__Required task__.
Give the number of lines in the records below that include "this", and nothing more.

Given entries start

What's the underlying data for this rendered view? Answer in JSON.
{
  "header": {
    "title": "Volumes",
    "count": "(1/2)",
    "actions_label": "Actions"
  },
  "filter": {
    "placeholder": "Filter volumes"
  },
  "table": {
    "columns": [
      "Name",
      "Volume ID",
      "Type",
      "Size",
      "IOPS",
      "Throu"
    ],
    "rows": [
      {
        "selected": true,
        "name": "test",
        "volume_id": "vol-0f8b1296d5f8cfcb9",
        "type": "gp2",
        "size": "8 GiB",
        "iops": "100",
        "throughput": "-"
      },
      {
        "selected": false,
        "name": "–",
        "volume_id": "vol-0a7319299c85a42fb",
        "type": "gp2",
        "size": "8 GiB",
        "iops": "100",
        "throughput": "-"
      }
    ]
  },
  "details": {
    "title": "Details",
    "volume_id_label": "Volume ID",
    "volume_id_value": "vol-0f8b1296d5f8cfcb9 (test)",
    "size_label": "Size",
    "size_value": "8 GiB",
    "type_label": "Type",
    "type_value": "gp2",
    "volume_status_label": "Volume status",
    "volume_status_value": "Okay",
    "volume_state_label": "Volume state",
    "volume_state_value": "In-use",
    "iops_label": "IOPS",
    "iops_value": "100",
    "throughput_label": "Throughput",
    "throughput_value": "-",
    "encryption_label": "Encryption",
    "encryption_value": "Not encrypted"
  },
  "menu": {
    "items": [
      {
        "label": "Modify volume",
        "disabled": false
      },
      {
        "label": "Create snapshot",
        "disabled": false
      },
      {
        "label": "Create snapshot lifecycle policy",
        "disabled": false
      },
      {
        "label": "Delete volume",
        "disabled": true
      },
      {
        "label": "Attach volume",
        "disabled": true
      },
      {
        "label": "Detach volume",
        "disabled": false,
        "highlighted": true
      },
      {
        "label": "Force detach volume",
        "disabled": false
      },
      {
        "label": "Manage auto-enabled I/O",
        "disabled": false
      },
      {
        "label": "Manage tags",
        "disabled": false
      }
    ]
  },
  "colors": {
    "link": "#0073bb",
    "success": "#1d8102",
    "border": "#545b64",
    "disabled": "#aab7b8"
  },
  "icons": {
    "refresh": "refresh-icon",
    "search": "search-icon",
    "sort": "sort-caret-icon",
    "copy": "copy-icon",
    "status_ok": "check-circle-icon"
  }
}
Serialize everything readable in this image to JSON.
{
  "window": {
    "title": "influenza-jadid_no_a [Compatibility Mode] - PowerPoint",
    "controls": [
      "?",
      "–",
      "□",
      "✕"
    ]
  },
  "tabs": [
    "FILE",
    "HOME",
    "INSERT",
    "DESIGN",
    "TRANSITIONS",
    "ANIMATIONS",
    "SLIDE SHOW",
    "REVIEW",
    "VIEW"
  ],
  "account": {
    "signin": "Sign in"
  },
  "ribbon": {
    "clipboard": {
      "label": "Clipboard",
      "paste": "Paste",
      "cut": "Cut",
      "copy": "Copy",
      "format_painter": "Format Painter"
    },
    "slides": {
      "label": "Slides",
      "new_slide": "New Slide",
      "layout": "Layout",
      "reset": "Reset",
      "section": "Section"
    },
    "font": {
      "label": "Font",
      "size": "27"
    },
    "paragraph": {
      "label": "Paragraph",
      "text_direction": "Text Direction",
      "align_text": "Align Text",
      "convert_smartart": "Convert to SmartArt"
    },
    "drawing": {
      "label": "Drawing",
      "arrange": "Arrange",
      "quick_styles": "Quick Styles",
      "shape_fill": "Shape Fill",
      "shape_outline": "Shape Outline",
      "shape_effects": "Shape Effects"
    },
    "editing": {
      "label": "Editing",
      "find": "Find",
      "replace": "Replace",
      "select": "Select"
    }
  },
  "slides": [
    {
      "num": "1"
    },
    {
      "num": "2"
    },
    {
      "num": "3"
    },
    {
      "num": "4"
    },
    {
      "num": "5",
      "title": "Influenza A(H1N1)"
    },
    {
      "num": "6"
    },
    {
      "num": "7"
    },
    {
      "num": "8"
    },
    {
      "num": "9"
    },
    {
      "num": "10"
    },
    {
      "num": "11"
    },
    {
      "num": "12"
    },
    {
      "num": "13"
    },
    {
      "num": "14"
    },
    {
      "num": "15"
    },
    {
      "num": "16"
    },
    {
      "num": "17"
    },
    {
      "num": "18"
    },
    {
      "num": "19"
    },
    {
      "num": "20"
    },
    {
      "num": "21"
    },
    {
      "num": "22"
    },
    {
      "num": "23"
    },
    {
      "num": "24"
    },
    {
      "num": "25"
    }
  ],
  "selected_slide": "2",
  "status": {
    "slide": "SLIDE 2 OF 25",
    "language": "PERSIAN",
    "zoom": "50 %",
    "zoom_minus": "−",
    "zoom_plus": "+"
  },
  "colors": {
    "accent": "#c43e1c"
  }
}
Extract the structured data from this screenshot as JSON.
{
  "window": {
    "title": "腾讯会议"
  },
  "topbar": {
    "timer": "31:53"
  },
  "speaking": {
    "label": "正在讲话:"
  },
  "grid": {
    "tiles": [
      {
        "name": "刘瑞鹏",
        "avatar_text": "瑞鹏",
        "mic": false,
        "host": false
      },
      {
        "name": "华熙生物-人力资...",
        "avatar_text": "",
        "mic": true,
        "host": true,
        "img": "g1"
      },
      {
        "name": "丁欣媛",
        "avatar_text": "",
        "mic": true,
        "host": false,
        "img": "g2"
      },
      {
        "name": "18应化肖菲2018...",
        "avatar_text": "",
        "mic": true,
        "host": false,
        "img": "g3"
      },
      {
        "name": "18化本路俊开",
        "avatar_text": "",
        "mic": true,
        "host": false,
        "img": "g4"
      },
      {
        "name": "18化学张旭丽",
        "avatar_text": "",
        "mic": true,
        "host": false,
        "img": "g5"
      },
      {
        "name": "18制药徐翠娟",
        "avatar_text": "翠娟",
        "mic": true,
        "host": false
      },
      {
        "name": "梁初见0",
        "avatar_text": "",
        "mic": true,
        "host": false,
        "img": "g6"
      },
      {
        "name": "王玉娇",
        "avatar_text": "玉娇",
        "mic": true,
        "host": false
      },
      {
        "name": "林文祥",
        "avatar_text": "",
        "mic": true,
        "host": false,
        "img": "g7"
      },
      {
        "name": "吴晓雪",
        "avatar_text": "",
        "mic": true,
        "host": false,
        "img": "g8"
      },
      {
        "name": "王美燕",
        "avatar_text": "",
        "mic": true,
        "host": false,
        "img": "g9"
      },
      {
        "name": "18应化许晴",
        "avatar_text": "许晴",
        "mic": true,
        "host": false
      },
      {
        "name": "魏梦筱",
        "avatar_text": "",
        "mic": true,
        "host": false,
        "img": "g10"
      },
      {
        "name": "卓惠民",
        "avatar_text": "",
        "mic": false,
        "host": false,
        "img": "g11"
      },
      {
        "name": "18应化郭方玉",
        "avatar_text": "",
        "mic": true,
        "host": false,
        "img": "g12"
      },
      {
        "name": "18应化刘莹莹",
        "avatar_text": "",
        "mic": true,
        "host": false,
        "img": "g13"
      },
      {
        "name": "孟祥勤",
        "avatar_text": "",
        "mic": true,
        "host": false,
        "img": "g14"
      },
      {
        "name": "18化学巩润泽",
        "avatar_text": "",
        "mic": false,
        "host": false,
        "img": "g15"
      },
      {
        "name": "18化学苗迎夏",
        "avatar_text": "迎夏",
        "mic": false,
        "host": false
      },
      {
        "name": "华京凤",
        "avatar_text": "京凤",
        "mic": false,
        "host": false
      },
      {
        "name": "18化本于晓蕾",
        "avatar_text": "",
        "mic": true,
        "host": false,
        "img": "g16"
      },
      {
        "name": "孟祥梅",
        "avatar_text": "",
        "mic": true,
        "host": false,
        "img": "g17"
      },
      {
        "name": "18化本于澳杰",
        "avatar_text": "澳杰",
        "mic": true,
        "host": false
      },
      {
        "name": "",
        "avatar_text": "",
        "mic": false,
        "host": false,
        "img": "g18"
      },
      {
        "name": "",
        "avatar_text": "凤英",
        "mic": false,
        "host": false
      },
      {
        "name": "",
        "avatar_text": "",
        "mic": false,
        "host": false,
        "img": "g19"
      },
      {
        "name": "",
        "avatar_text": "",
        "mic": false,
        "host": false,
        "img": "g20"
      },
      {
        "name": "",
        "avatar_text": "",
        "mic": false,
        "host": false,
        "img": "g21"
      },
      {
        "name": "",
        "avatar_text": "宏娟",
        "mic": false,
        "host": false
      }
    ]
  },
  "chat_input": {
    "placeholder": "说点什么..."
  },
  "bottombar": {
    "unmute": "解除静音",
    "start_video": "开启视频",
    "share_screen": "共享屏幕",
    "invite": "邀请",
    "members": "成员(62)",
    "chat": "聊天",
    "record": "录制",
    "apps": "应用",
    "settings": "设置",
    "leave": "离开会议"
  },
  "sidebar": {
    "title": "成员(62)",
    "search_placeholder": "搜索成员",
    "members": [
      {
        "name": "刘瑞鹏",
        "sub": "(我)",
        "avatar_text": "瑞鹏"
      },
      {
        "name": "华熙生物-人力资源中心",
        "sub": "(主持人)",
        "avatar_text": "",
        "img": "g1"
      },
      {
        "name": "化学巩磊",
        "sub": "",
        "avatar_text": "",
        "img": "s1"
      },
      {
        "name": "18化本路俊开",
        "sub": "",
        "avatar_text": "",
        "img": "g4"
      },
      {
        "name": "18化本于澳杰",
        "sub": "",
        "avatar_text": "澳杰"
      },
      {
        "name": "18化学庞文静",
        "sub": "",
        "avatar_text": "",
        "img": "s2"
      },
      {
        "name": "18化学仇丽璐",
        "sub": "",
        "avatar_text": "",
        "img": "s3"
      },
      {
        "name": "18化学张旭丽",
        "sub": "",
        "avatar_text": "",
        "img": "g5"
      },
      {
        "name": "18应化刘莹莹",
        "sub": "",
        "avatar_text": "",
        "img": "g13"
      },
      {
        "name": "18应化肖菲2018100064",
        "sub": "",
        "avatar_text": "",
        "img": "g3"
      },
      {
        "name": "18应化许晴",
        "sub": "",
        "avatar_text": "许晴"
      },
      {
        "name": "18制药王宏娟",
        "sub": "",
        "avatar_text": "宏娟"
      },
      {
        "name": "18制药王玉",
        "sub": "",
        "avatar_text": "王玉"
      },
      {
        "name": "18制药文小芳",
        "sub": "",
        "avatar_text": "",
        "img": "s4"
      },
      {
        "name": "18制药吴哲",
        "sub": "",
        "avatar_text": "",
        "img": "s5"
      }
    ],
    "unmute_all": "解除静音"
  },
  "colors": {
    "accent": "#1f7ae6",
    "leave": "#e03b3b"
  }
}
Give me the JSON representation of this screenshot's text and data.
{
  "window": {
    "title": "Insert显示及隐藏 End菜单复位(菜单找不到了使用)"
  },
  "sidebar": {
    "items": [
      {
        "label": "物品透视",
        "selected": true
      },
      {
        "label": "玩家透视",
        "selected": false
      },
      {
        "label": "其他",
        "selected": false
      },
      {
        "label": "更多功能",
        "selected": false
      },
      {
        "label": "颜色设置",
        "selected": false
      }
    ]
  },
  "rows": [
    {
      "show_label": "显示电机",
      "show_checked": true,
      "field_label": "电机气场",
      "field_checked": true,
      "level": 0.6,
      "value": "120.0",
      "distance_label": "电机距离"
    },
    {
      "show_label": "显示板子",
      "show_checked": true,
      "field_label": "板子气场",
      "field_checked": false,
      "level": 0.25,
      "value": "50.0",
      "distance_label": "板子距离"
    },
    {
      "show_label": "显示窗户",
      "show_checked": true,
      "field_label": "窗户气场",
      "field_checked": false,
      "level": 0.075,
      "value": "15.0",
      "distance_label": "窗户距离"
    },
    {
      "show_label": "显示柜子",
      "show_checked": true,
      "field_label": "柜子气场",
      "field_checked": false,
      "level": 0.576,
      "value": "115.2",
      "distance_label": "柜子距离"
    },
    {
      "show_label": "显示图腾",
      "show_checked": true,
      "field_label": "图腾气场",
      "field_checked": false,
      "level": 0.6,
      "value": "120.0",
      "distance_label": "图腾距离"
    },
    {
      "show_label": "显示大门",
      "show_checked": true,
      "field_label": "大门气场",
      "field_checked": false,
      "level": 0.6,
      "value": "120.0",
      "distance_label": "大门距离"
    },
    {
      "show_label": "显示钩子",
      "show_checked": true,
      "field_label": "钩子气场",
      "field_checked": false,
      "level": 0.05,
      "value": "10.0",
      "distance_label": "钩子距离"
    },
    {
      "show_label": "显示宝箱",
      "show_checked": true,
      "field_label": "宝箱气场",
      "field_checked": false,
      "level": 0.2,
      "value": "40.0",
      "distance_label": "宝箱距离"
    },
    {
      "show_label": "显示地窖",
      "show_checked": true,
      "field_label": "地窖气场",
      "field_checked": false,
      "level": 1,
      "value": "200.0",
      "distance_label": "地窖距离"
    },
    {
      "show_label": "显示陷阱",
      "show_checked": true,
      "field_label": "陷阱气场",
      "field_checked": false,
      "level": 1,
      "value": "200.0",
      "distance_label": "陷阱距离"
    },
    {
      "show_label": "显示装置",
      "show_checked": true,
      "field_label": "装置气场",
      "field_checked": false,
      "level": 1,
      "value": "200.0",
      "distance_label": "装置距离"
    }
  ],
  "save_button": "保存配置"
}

Given entries end

__Solved problem__.
4